[Extracted records]
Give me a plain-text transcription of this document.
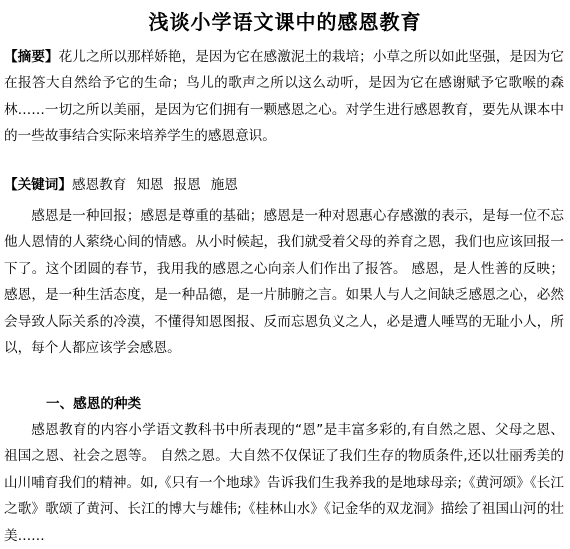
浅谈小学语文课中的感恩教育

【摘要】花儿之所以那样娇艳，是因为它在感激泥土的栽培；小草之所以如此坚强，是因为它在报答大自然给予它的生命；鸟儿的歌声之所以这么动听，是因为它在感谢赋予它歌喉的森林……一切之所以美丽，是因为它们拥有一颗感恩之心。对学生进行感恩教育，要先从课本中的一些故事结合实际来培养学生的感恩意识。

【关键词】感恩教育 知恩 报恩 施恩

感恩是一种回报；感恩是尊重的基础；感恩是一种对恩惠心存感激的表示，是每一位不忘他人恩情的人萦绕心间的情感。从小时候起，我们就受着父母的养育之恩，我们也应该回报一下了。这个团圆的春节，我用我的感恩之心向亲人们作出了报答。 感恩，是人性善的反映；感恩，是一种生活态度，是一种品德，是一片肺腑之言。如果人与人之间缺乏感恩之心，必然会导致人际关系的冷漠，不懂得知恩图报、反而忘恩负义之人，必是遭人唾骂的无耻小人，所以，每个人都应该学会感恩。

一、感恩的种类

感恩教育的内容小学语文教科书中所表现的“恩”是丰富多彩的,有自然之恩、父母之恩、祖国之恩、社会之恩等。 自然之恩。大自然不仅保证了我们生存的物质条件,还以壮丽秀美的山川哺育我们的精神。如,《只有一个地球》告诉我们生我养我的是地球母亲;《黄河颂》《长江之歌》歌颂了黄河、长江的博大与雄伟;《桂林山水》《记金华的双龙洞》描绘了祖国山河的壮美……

[To do] All the records above need to be given again word for word. Skip the pictures.

[Answer below]
Give me a plain-text transcription of this document.
浅谈小学语文课中的感恩教育

【摘要】花儿之所以那样娇艳，是因为它在感激泥土的栽培；小草之所以如此坚强，是因为它在报答大自然给予它的生命；鸟儿的歌声之所以这么动听，是因为它在感谢赋予它歌喉的森林……一切之所以美丽，是因为它们拥有一颗感恩之心。对学生进行感恩教育，要先从课本中的一些故事结合实际来培养学生的感恩意识。

【关键词】感恩教育 知恩 报恩 施恩

感恩是一种回报；感恩是尊重的基础；感恩是一种对恩惠心存感激的表示，是每一位不忘他人恩情的人萦绕心间的情感。从小时候起，我们就受着父母的养育之恩，我们也应该回报一下了。这个团圆的春节，我用我的感恩之心向亲人们作出了报答。 感恩，是人性善的反映；感恩，是一种生活态度，是一种品德，是一片肺腑之言。如果人与人之间缺乏感恩之心，必然会导致人际关系的冷漠，不懂得知恩图报、反而忘恩负义之人，必是遭人唾骂的无耻小人，所以，每个人都应该学会感恩。

一、感恩的种类

感恩教育的内容小学语文教科书中所表现的“恩”是丰富多彩的,有自然之恩、父母之恩、祖国之恩、社会之恩等。 自然之恩。大自然不仅保证了我们生存的物质条件,还以壮丽秀美的山川哺育我们的精神。如,《只有一个地球》告诉我们生我养我的是地球母亲;《黄河颂》《长江之歌》歌颂了黄河、长江的博大与雄伟;《桂林山水》《记金华的双龙洞》描绘了祖国山河的壮美……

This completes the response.